Written exercise: Wherever "colors" appears in a line, list that line.

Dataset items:
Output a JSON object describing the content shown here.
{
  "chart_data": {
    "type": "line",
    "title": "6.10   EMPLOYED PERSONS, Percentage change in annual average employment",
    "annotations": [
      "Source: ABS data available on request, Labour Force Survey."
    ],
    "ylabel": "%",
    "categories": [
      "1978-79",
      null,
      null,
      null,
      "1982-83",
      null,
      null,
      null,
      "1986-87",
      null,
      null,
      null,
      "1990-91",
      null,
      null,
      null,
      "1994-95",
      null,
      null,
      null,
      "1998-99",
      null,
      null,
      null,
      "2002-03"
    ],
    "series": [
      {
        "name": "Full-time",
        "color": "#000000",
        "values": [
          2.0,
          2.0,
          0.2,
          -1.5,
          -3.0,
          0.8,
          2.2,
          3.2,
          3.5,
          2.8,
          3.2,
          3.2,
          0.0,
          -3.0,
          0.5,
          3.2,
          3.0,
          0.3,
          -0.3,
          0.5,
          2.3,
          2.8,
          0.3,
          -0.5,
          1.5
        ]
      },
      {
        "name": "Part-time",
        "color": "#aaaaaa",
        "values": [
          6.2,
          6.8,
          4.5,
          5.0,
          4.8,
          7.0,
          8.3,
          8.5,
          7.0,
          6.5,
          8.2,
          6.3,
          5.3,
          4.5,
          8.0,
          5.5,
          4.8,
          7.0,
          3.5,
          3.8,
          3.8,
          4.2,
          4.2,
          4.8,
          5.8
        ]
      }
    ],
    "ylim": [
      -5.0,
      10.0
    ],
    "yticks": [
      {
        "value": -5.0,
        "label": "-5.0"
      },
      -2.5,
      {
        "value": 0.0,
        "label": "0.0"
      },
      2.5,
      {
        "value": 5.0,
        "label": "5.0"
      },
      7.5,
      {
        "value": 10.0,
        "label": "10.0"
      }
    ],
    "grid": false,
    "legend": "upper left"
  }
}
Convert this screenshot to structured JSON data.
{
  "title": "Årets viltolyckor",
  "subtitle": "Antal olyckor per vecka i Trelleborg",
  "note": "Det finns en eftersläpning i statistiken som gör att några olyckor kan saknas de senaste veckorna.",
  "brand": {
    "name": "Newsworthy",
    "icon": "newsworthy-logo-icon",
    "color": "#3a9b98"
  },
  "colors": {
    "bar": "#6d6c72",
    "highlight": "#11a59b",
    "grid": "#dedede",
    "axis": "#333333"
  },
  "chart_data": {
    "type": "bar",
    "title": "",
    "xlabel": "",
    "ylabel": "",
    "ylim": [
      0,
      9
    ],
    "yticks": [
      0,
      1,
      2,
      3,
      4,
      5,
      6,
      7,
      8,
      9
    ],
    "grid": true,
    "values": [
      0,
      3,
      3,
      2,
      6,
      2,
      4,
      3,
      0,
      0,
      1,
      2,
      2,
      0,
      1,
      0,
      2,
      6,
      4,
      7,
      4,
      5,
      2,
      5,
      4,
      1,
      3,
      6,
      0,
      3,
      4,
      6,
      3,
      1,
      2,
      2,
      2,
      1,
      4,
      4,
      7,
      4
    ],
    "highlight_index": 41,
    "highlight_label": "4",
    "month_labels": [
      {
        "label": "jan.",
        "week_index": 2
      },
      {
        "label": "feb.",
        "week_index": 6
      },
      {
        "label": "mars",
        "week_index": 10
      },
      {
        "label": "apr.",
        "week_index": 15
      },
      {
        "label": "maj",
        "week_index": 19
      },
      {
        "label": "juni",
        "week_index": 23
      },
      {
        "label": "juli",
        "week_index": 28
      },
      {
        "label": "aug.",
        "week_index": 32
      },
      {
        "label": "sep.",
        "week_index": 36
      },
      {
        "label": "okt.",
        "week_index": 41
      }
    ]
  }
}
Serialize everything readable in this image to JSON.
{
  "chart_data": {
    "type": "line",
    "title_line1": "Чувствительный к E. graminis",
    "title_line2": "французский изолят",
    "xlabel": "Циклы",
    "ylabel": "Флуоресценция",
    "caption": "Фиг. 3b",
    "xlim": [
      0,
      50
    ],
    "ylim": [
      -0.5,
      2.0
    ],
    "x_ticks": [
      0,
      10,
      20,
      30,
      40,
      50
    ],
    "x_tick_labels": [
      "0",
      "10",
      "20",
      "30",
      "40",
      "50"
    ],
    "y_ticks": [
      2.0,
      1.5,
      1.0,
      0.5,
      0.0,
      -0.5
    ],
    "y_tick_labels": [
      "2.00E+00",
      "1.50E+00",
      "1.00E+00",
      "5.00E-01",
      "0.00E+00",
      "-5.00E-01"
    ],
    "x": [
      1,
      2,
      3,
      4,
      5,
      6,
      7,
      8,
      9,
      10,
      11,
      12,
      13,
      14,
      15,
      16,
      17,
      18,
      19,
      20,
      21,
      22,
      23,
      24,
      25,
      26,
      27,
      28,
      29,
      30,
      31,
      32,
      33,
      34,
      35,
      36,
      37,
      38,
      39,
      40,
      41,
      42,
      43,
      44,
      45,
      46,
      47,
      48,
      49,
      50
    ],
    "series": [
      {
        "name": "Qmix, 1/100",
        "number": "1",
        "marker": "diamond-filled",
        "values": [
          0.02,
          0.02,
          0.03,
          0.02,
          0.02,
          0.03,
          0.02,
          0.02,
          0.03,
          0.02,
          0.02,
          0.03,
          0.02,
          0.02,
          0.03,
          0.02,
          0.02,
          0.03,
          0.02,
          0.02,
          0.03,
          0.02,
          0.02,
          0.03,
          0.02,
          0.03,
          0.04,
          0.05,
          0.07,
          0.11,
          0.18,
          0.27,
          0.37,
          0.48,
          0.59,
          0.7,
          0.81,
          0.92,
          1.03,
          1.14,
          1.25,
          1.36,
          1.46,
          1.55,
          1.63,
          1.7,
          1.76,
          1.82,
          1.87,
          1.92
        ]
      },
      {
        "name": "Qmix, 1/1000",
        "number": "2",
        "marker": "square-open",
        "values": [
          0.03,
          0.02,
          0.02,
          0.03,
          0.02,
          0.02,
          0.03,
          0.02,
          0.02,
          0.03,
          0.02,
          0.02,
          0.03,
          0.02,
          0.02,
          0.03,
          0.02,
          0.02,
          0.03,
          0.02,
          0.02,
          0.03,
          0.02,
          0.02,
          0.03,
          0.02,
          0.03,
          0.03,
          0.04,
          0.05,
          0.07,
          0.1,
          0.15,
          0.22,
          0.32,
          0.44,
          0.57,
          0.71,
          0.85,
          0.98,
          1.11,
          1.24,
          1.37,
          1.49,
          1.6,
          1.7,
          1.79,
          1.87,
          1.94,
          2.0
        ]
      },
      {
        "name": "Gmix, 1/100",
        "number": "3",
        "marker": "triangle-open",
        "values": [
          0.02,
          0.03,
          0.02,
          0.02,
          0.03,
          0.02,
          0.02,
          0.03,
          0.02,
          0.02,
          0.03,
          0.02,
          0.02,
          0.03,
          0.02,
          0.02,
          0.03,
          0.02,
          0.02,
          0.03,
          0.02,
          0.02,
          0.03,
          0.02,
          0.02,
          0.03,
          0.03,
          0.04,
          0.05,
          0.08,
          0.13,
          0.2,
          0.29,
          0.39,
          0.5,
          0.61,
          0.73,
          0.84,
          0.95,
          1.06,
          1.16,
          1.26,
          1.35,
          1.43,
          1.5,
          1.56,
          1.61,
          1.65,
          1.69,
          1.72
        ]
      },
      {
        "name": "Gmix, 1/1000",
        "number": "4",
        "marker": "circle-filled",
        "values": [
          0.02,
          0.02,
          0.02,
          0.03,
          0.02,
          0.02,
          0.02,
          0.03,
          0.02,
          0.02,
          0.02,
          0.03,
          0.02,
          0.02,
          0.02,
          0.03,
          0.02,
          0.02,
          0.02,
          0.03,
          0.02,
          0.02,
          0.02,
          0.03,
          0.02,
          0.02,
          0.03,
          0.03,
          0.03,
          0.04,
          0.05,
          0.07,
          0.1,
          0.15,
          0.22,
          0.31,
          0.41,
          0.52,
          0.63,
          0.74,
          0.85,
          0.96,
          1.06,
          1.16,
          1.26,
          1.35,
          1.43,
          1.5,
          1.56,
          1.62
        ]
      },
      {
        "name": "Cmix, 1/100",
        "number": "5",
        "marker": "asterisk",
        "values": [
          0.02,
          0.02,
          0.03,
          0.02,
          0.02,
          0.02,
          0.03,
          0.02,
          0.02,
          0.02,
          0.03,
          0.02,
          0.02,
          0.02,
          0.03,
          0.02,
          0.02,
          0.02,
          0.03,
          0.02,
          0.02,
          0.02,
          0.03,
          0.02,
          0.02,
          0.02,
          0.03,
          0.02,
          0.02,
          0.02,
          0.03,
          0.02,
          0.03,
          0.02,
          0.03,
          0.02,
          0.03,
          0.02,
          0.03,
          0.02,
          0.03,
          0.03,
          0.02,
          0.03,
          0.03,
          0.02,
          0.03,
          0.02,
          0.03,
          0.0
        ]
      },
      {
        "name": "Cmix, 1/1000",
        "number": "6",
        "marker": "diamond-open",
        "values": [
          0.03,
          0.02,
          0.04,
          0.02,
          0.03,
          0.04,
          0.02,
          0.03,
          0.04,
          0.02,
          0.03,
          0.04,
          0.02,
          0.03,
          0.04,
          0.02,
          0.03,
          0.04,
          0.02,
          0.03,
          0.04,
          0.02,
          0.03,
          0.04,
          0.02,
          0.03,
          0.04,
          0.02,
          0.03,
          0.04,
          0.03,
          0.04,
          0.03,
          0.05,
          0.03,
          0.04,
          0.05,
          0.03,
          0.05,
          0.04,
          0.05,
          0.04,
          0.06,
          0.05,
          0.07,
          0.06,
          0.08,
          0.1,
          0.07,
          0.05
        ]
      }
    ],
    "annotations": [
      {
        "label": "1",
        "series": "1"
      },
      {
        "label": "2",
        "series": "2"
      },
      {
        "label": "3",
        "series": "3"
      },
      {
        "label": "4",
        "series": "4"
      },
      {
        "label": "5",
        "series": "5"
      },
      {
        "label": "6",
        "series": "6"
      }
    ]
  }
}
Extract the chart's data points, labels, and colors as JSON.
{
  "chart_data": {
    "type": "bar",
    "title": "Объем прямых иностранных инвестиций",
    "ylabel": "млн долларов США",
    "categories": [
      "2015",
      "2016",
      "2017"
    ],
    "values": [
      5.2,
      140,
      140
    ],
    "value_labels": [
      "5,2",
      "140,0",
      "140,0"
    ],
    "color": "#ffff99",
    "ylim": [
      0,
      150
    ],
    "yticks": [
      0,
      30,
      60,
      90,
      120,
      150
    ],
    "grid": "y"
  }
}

Solution:
  "colors": {
Extract the chart's data points, labels, and colors as JSON.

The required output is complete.